• [What is required]: Look for the string "middle" in the lines and copy each line that has it.

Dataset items
_ _ _ _ _
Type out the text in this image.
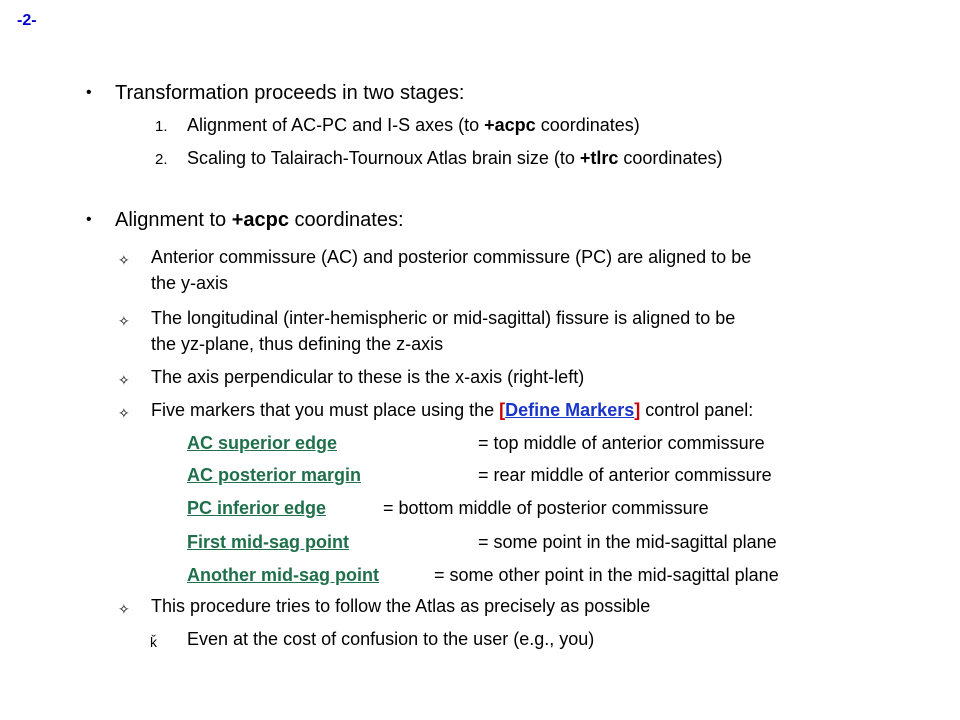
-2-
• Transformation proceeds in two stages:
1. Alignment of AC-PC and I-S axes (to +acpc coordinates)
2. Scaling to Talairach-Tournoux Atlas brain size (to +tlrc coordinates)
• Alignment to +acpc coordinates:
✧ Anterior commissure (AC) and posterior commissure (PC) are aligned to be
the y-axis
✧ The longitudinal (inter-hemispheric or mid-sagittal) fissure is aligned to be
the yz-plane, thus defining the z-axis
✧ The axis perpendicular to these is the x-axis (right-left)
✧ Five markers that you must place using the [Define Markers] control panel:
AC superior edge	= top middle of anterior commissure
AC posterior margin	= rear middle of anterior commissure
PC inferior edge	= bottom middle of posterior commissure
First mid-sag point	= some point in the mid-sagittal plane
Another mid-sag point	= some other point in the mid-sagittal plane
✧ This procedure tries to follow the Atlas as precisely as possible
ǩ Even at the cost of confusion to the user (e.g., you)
_ _ _ _ _
• [Answer for this exercise]:
AC superior edge	= top middle of anterior commissure
AC posterior margin	= rear middle of anterior commissure
PC inferior edge	= bottom middle of posterior commissure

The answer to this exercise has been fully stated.